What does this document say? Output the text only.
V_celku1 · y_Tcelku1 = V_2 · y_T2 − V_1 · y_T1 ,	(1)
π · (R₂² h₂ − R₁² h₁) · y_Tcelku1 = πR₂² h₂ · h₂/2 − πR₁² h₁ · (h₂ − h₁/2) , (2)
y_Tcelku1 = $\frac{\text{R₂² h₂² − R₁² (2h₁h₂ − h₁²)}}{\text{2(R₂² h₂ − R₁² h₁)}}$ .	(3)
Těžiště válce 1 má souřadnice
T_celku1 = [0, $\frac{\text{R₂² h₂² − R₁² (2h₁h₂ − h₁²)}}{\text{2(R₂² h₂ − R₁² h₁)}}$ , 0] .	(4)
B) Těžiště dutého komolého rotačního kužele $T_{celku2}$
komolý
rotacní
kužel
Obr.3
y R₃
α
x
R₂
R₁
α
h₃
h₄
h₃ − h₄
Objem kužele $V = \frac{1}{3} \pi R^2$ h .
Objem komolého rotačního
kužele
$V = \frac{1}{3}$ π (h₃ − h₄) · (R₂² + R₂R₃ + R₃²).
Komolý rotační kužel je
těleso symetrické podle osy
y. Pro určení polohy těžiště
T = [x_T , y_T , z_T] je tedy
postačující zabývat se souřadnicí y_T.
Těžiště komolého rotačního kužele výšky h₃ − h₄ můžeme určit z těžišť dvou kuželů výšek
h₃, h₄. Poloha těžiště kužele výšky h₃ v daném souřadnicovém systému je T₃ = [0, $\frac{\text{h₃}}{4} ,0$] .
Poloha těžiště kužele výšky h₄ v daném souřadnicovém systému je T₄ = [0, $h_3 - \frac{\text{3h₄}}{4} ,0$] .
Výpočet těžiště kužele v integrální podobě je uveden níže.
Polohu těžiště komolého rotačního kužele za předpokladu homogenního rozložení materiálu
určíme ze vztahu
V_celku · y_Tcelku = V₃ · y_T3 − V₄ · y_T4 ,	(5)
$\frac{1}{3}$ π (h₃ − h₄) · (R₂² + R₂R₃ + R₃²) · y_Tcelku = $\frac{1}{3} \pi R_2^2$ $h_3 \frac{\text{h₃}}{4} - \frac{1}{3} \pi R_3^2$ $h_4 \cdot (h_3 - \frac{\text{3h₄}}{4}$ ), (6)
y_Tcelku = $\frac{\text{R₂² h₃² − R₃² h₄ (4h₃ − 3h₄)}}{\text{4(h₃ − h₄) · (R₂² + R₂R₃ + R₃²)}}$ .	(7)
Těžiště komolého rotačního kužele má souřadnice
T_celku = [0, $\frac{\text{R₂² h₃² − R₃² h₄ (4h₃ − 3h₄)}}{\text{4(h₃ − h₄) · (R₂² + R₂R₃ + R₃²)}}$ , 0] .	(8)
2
# # # # # # #
# GIVEN PROBLEM
Repeat each record in full; every line must match exactly.

# EXERCISE SOLUTION
What does this document say? Output the text only.
V_celku1 · y_Tcelku1 = V_2 · y_T2 − V_1 · y_T1 ,	(1)
π · (R₂² h₂ − R₁² h₁) · y_Tcelku1 = πR₂² h₂ · h₂/2 − πR₁² h₁ · (h₂ − h₁/2) , (2)
y_Tcelku1 = $\frac{\text{R₂² h₂² − R₁² (2h₁h₂ − h₁²)}}{\text{2(R₂² h₂ − R₁² h₁)}}$ .	(3)
Těžiště válce 1 má souřadnice
T_celku1 = [0, $\frac{\text{R₂² h₂² − R₁² (2h₁h₂ − h₁²)}}{\text{2(R₂² h₂ − R₁² h₁)}}$ , 0] .	(4)
B) Těžiště dutého komolého rotačního kužele $T_{celku2}$
komolý
rotacní
kužel
Obr.3
y R₃
α
x
R₂
R₁
α
h₃
h₄
h₃ − h₄
Objem kužele $V = \frac{1}{3} \pi R^2$ h .
Objem komolého rotačního
kužele
$V = \frac{1}{3}$ π (h₃ − h₄) · (R₂² + R₂R₃ + R₃²).
Komolý rotační kužel je
těleso symetrické podle osy
y. Pro určení polohy těžiště
T = [x_T , y_T , z_T] je tedy
postačující zabývat se souřadnicí y_T.
Těžiště komolého rotačního kužele výšky h₃ − h₄ můžeme určit z těžišť dvou kuželů výšek
h₃, h₄. Poloha těžiště kužele výšky h₃ v daném souřadnicovém systému je T₃ = [0, $\frac{\text{h₃}}{4} ,0$] .
Poloha těžiště kužele výšky h₄ v daném souřadnicovém systému je T₄ = [0, $h_3 - \frac{\text{3h₄}}{4} ,0$] .
Výpočet těžiště kužele v integrální podobě je uveden níže.
Polohu těžiště komolého rotačního kužele za předpokladu homogenního rozložení materiálu
určíme ze vztahu
V_celku · y_Tcelku = V₃ · y_T3 − V₄ · y_T4 ,	(5)
$\frac{1}{3}$ π (h₃ − h₄) · (R₂² + R₂R₃ + R₃²) · y_Tcelku = $\frac{1}{3} \pi R_2^2$ $h_3 \frac{\text{h₃}}{4} - \frac{1}{3} \pi R_3^2$ $h_4 \cdot (h_3 - \frac{\text{3h₄}}{4}$ ), (6)
y_Tcelku = $\frac{\text{R₂² h₃² − R₃² h₄ (4h₃ − 3h₄)}}{\text{4(h₃ − h₄) · (R₂² + R₂R₃ + R₃²)}}$ .	(7)
Těžiště komolého rotačního kužele má souřadnice
T_celku = [0, $\frac{\text{R₂² h₃² − R₃² h₄ (4h₃ − 3h₄)}}{\text{4(h₃ − h₄) · (R₂² + R₂R₃ + R₃²)}}$ , 0] .	(8)
2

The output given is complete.